** start of GIVEN ENTRIES **

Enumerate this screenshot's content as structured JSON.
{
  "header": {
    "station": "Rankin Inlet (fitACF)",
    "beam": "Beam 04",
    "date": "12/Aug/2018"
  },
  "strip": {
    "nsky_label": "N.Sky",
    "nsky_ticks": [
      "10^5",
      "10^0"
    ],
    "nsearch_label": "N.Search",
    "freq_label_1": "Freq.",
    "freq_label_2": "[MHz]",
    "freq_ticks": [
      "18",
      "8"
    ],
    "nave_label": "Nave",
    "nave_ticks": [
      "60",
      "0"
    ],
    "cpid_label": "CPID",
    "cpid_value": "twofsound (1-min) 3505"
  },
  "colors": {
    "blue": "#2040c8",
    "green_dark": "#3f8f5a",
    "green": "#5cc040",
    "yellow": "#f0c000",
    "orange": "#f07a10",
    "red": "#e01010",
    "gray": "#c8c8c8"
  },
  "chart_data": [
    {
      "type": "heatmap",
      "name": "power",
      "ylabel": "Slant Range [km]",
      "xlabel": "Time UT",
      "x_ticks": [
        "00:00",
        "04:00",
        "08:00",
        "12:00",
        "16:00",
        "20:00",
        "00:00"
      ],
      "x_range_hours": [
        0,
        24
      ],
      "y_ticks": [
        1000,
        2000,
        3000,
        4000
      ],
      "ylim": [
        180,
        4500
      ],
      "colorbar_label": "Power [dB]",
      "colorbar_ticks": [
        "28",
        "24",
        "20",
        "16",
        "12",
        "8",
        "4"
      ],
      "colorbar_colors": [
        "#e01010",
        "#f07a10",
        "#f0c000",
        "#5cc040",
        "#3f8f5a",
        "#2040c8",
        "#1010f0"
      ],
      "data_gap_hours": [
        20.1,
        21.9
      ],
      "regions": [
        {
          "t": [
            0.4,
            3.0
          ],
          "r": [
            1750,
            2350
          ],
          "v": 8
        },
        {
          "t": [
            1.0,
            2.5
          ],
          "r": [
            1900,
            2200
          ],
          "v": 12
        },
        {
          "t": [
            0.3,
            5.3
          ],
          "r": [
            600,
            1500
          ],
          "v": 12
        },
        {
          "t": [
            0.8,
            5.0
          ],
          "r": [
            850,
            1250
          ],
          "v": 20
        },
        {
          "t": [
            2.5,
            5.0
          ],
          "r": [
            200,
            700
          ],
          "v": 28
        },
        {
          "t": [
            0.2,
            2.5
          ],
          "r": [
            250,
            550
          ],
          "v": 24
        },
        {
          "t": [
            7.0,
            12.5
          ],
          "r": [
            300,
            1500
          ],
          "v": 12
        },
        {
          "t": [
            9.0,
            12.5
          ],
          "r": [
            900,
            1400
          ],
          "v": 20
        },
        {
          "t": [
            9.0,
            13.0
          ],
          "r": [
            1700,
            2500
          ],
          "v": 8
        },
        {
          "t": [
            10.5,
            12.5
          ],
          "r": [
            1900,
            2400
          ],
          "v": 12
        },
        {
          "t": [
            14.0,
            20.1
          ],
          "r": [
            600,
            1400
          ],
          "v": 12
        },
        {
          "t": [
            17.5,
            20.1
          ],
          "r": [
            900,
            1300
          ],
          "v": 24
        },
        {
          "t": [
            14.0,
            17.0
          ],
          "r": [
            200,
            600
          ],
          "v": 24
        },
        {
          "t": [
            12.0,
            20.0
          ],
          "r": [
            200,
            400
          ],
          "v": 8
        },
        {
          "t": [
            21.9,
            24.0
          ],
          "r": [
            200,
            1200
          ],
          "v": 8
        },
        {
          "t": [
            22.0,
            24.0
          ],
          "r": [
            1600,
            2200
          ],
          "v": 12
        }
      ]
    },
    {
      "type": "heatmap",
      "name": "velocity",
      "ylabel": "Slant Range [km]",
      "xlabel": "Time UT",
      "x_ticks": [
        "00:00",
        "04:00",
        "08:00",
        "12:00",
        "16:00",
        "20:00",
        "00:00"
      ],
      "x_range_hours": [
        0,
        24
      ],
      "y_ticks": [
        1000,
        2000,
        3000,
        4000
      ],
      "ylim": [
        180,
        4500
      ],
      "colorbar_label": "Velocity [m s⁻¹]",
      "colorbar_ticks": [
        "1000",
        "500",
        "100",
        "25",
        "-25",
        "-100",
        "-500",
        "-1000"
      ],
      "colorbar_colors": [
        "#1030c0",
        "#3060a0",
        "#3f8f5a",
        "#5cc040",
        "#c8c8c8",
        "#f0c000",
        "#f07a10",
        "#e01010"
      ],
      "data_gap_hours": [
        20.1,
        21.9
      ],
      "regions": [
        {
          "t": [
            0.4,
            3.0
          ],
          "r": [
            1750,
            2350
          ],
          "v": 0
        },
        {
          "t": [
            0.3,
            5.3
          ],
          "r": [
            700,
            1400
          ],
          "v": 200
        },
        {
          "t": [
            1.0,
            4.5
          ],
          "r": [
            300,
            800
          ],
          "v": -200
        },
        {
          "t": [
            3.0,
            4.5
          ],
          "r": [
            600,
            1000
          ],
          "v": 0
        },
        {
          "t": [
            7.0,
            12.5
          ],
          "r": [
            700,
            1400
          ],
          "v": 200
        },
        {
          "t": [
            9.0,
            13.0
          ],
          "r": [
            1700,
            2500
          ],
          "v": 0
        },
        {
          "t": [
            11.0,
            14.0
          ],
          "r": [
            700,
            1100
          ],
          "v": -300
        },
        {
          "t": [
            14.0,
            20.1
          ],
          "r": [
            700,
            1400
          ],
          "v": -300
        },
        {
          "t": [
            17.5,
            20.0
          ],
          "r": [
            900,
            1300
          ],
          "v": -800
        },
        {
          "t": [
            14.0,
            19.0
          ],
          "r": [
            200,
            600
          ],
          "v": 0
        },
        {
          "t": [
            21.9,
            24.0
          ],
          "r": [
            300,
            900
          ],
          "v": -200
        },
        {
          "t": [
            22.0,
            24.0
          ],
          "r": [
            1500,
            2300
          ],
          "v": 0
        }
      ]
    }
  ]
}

** end of GIVEN ENTRIES **

> _YOUR TASK_
In this exercise, repeat all entries exactly.

> _REPLY_
Enumerate this screenshot's content as structured JSON.
{
  "header": {
    "station": "Rankin Inlet (fitACF)",
    "beam": "Beam 04",
    "date": "12/Aug/2018"
  },
  "strip": {
    "nsky_label": "N.Sky",
    "nsky_ticks": [
      "10^5",
      "10^0"
    ],
    "nsearch_label": "N.Search",
    "freq_label_1": "Freq.",
    "freq_label_2": "[MHz]",
    "freq_ticks": [
      "18",
      "8"
    ],
    "nave_label": "Nave",
    "nave_ticks": [
      "60",
      "0"
    ],
    "cpid_label": "CPID",
    "cpid_value": "twofsound (1-min) 3505"
  },
  "colors": {
    "blue": "#2040c8",
    "green_dark": "#3f8f5a",
    "green": "#5cc040",
    "yellow": "#f0c000",
    "orange": "#f07a10",
    "red": "#e01010",
    "gray": "#c8c8c8"
  },
  "chart_data": [
    {
      "type": "heatmap",
      "name": "power",
      "ylabel": "Slant Range [km]",
      "xlabel": "Time UT",
      "x_ticks": [
        "00:00",
        "04:00",
        "08:00",
        "12:00",
        "16:00",
        "20:00",
        "00:00"
      ],
      "x_range_hours": [
        0,
        24
      ],
      "y_ticks": [
        1000,
        2000,
        3000,
        4000
      ],
      "ylim": [
        180,
        4500
      ],
      "colorbar_label": "Power [dB]",
      "colorbar_ticks": [
        "28",
        "24",
        "20",
        "16",
        "12",
        "8",
        "4"
      ],
      "colorbar_colors": [
        "#e01010",
        "#f07a10",
        "#f0c000",
        "#5cc040",
        "#3f8f5a",
        "#2040c8",
        "#1010f0"
      ],
      "data_gap_hours": [
        20.1,
        21.9
      ],
      "regions": [
        {
          "t": [
            0.4,
            3.0
          ],
          "r": [
            1750,
            2350
          ],
          "v": 8
        },
        {
          "t": [
            1.0,
            2.5
          ],
          "r": [
            1900,
            2200
          ],
          "v": 12
        },
        {
          "t": [
            0.3,
            5.3
          ],
          "r": [
            600,
            1500
          ],
          "v": 12
        },
        {
          "t": [
            0.8,
            5.0
          ],
          "r": [
            850,
            1250
          ],
          "v": 20
        },
        {
          "t": [
            2.5,
            5.0
          ],
          "r": [
            200,
            700
          ],
          "v": 28
        },
        {
          "t": [
            0.2,
            2.5
          ],
          "r": [
            250,
            550
          ],
          "v": 24
        },
        {
          "t": [
            7.0,
            12.5
          ],
          "r": [
            300,
            1500
          ],
          "v": 12
        },
        {
          "t": [
            9.0,
            12.5
          ],
          "r": [
            900,
            1400
          ],
          "v": 20
        },
        {
          "t": [
            9.0,
            13.0
          ],
          "r": [
            1700,
            2500
          ],
          "v": 8
        },
        {
          "t": [
            10.5,
            12.5
          ],
          "r": [
            1900,
            2400
          ],
          "v": 12
        },
        {
          "t": [
            14.0,
            20.1
          ],
          "r": [
            600,
            1400
          ],
          "v": 12
        },
        {
          "t": [
            17.5,
            20.1
          ],
          "r": [
            900,
            1300
          ],
          "v": 24
        },
        {
          "t": [
            14.0,
            17.0
          ],
          "r": [
            200,
            600
          ],
          "v": 24
        },
        {
          "t": [
            12.0,
            20.0
          ],
          "r": [
            200,
            400
          ],
          "v": 8
        },
        {
          "t": [
            21.9,
            24.0
          ],
          "r": [
            200,
            1200
          ],
          "v": 8
        },
        {
          "t": [
            22.0,
            24.0
          ],
          "r": [
            1600,
            2200
          ],
          "v": 12
        }
      ]
    },
    {
      "type": "heatmap",
      "name": "velocity",
      "ylabel": "Slant Range [km]",
      "xlabel": "Time UT",
      "x_ticks": [
        "00:00",
        "04:00",
        "08:00",
        "12:00",
        "16:00",
        "20:00",
        "00:00"
      ],
      "x_range_hours": [
        0,
        24
      ],
      "y_ticks": [
        1000,
        2000,
        3000,
        4000
      ],
      "ylim": [
        180,
        4500
      ],
      "colorbar_label": "Velocity [m s⁻¹]",
      "colorbar_ticks": [
        "1000",
        "500",
        "100",
        "25",
        "-25",
        "-100",
        "-500",
        "-1000"
      ],
      "colorbar_colors": [
        "#1030c0",
        "#3060a0",
        "#3f8f5a",
        "#5cc040",
        "#c8c8c8",
        "#f0c000",
        "#f07a10",
        "#e01010"
      ],
      "data_gap_hours": [
        20.1,
        21.9
      ],
      "regions": [
        {
          "t": [
            0.4,
            3.0
          ],
          "r": [
            1750,
            2350
          ],
          "v": 0
        },
        {
          "t": [
            0.3,
            5.3
          ],
          "r": [
            700,
            1400
          ],
          "v": 200
        },
        {
          "t": [
            1.0,
            4.5
          ],
          "r": [
            300,
            800
          ],
          "v": -200
        },
        {
          "t": [
            3.0,
            4.5
          ],
          "r": [
            600,
            1000
          ],
          "v": 0
        },
        {
          "t": [
            7.0,
            12.5
          ],
          "r": [
            700,
            1400
          ],
          "v": 200
        },
        {
          "t": [
            9.0,
            13.0
          ],
          "r": [
            1700,
            2500
          ],
          "v": 0
        },
        {
          "t": [
            11.0,
            14.0
          ],
          "r": [
            700,
            1100
          ],
          "v": -300
        },
        {
          "t": [
            14.0,
            20.1
          ],
          "r": [
            700,
            1400
          ],
          "v": -300
        },
        {
          "t": [
            17.5,
            20.0
          ],
          "r": [
            900,
            1300
          ],
          "v": -800
        },
        {
          "t": [
            14.0,
            19.0
          ],
          "r": [
            200,
            600
          ],
          "v": 0
        },
        {
          "t": [
            21.9,
            24.0
          ],
          "r": [
            300,
            900
          ],
          "v": -200
        },
        {
          "t": [
            22.0,
            24.0
          ],
          "r": [
            1500,
            2300
          ],
          "v": 0
        }
      ]
    }
  ]
}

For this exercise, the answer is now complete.